- _Goal_
Identify each line below that contains the word "applied", and copy it out.

- _Dataset records_
───

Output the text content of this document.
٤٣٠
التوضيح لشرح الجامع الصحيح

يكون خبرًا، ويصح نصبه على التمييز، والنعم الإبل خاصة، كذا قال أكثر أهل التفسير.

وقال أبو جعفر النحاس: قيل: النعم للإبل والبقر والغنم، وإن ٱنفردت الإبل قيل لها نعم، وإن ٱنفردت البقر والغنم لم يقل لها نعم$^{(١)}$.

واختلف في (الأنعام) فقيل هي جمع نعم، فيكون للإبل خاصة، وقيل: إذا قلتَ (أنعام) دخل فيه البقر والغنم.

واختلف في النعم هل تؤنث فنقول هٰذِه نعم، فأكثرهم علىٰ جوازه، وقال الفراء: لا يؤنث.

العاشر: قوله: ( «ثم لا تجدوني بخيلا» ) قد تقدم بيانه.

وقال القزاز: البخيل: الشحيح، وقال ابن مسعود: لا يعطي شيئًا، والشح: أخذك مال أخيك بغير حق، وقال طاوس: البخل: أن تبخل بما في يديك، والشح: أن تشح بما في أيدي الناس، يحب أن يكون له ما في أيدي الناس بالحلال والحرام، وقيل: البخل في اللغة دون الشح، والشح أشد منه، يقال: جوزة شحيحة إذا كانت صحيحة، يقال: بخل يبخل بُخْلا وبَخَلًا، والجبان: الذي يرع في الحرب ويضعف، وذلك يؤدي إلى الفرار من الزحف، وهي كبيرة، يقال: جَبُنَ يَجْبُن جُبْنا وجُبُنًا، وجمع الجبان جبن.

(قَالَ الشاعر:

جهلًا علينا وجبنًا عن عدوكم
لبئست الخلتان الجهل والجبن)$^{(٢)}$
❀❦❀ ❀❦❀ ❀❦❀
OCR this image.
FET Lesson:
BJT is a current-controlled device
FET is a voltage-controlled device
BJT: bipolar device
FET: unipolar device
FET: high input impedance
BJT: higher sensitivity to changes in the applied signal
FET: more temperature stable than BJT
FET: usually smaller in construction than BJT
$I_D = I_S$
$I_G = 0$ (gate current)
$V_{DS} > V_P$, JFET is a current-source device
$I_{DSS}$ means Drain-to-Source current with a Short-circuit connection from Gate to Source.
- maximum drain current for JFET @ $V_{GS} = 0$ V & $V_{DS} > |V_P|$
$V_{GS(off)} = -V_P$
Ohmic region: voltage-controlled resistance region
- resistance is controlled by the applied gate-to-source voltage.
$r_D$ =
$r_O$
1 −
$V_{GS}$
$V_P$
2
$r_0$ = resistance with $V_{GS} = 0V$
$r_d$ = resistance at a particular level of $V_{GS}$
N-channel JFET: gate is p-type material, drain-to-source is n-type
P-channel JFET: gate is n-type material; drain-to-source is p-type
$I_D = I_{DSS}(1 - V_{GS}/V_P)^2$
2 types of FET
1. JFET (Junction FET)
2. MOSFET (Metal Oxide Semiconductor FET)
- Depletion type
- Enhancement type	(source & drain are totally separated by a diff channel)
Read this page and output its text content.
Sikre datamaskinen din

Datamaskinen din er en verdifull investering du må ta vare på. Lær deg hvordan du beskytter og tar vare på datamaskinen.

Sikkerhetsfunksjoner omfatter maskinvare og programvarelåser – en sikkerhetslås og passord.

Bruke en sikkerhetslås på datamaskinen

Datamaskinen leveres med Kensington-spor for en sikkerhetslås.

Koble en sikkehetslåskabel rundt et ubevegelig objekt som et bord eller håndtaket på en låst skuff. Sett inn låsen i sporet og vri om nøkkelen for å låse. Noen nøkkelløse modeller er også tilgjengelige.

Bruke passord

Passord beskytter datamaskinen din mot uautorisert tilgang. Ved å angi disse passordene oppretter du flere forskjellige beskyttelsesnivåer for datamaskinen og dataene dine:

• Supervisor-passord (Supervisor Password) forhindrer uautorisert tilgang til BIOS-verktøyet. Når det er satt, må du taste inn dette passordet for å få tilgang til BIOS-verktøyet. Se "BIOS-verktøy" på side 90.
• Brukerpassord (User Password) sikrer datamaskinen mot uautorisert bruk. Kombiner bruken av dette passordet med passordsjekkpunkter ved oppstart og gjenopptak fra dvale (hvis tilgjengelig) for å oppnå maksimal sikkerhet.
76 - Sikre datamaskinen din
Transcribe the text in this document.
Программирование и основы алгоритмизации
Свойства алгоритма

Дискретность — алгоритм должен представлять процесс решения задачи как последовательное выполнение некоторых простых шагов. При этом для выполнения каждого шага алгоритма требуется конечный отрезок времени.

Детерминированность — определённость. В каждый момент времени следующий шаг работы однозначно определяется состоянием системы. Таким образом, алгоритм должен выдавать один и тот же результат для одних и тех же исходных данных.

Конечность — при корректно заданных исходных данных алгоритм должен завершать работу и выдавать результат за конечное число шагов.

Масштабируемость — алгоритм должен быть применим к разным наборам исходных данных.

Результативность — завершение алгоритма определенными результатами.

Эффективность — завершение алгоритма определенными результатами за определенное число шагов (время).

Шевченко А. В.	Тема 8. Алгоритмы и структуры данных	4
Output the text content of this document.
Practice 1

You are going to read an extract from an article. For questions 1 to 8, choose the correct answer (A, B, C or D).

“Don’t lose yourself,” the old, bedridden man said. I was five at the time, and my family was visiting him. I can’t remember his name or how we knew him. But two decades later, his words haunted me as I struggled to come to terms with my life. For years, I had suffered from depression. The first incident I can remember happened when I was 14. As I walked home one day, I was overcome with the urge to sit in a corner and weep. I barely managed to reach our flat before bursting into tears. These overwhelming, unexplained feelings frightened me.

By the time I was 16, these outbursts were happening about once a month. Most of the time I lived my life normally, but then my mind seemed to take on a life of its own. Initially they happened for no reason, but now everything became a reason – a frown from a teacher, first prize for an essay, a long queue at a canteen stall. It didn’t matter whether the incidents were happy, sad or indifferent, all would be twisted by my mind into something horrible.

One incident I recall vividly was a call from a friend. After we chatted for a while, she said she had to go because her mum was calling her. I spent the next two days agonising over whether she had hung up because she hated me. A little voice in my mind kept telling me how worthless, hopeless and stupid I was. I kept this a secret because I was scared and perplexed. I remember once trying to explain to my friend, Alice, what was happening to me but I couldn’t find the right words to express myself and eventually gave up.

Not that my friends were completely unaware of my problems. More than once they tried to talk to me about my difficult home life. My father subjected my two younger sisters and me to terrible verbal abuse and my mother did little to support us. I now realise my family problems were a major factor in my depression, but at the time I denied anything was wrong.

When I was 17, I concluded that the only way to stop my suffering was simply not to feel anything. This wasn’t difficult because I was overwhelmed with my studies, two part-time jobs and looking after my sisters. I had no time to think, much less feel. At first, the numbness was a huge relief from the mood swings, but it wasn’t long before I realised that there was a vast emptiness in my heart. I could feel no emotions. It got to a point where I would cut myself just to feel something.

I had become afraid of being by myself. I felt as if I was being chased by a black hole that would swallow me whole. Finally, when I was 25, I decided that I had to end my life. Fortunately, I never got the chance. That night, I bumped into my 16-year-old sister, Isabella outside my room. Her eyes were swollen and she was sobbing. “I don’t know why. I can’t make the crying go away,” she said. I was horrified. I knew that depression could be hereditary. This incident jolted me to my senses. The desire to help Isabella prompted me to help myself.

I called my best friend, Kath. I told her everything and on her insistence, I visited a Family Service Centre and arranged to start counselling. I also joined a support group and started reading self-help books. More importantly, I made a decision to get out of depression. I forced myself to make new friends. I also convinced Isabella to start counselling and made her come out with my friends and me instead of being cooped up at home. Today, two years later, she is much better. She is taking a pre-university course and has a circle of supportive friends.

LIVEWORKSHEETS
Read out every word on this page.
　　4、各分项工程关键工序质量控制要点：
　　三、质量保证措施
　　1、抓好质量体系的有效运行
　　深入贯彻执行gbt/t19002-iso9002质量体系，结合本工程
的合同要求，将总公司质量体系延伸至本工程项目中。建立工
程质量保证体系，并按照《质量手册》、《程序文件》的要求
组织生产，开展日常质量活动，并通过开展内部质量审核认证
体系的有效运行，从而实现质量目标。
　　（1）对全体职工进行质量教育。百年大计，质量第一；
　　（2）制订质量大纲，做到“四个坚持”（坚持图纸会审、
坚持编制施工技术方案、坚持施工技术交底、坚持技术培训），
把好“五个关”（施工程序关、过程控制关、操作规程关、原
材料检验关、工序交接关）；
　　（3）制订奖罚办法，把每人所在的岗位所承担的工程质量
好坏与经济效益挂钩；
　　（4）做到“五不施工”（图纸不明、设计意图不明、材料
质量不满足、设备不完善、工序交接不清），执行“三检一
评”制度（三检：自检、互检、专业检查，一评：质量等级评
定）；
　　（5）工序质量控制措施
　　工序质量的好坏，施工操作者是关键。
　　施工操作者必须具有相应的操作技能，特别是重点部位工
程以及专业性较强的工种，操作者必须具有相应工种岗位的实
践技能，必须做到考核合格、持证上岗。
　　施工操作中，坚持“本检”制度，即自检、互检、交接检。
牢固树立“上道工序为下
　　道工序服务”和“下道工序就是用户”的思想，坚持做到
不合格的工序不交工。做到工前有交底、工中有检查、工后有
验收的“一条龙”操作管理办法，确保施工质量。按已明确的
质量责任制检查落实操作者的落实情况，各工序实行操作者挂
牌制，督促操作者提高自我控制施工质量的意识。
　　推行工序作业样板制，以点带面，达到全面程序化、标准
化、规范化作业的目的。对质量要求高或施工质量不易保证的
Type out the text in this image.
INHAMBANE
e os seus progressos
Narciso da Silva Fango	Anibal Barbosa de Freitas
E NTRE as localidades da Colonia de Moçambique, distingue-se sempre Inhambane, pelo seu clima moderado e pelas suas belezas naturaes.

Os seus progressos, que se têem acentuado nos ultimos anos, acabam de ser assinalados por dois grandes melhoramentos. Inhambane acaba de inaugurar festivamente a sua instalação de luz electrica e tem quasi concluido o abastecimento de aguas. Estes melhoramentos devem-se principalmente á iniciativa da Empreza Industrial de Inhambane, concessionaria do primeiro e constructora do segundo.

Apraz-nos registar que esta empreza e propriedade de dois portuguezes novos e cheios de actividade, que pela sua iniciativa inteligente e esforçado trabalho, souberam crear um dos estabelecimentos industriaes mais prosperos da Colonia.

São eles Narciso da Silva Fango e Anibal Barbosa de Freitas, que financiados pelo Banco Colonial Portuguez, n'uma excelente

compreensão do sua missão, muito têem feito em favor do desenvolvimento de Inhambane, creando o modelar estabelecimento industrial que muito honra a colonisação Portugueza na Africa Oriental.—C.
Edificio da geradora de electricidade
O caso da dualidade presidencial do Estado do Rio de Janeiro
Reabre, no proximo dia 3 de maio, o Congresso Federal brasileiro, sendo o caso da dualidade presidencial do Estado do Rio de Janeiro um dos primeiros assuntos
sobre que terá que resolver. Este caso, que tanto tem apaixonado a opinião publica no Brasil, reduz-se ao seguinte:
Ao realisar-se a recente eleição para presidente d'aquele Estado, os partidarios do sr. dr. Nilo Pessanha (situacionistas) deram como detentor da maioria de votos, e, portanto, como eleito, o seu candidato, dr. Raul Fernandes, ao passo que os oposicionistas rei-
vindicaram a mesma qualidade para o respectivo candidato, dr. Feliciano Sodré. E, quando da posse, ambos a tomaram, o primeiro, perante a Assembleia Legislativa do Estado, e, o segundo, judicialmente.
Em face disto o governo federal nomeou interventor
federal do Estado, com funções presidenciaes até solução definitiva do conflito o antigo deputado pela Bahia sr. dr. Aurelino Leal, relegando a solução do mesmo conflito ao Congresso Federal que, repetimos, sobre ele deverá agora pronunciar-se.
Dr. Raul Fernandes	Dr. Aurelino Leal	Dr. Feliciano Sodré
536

───

- _Solution below_
BJT: higher sensitivity to changes in the applied signal
- resistance is controlled by the applied gate-to-source voltage.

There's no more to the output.